RECORD SET =>
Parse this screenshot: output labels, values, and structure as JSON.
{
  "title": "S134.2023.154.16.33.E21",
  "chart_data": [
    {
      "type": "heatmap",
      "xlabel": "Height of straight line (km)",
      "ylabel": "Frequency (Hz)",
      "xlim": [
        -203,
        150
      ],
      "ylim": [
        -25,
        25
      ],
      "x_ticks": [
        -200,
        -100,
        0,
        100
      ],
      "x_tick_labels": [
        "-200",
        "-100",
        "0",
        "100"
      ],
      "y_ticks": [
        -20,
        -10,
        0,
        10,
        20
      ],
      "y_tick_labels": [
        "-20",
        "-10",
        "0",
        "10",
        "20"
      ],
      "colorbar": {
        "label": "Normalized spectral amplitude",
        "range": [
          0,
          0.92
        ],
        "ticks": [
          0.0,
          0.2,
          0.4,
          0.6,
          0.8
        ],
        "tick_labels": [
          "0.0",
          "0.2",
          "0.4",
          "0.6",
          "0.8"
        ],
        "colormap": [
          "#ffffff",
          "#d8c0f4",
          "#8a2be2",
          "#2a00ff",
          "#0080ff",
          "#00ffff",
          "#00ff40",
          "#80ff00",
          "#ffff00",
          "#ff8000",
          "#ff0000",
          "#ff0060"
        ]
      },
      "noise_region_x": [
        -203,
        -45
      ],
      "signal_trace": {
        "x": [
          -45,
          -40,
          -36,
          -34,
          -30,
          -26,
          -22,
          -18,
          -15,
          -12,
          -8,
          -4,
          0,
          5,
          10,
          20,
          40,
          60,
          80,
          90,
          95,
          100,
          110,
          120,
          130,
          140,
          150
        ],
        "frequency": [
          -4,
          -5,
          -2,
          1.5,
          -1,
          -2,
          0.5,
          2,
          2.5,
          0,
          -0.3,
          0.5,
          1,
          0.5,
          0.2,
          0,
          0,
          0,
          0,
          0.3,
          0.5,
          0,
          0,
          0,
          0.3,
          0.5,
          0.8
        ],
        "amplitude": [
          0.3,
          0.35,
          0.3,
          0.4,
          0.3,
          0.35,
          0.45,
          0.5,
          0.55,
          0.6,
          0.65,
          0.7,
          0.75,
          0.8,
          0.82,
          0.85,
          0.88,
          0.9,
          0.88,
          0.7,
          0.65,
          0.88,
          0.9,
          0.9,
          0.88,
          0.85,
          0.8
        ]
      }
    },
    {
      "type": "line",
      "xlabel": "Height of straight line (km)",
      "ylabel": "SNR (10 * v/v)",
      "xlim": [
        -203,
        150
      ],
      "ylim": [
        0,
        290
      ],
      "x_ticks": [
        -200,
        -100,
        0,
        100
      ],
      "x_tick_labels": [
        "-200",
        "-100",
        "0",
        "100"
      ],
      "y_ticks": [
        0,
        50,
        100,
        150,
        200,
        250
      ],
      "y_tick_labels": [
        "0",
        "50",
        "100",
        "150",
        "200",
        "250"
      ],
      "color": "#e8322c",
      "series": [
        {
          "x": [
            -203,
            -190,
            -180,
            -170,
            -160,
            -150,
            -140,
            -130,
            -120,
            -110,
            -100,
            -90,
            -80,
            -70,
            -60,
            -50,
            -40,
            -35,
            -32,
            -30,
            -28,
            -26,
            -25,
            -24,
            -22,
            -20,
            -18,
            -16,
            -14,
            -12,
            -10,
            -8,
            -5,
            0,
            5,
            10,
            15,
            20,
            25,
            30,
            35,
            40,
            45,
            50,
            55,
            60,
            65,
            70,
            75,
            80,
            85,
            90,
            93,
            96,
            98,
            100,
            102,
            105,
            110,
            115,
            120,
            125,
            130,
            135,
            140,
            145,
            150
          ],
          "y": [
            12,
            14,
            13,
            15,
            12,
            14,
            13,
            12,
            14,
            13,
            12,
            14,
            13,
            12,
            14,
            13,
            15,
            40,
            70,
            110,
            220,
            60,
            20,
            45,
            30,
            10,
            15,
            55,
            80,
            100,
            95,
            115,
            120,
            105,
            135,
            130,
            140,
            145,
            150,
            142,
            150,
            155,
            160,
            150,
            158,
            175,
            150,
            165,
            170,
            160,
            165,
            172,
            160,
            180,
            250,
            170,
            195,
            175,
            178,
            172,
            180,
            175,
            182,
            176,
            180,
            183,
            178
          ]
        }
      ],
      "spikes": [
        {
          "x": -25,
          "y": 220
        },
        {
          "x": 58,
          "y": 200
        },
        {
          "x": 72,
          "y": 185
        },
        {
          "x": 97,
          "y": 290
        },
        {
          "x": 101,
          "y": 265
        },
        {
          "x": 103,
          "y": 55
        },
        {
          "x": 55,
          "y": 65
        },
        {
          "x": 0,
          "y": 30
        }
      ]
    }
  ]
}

* * *

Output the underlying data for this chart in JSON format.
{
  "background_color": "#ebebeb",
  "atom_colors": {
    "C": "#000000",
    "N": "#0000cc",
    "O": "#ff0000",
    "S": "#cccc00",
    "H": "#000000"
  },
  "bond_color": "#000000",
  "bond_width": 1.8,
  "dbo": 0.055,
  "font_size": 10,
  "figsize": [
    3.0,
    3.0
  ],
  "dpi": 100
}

REQUIREMENT => Working from the entries above, return all lines that contain "this".

CORRECT RESPONSE =>
Parse this screenshot: output labels, values, and structure as JSON.
Output the underlying data for this chart in JSON format.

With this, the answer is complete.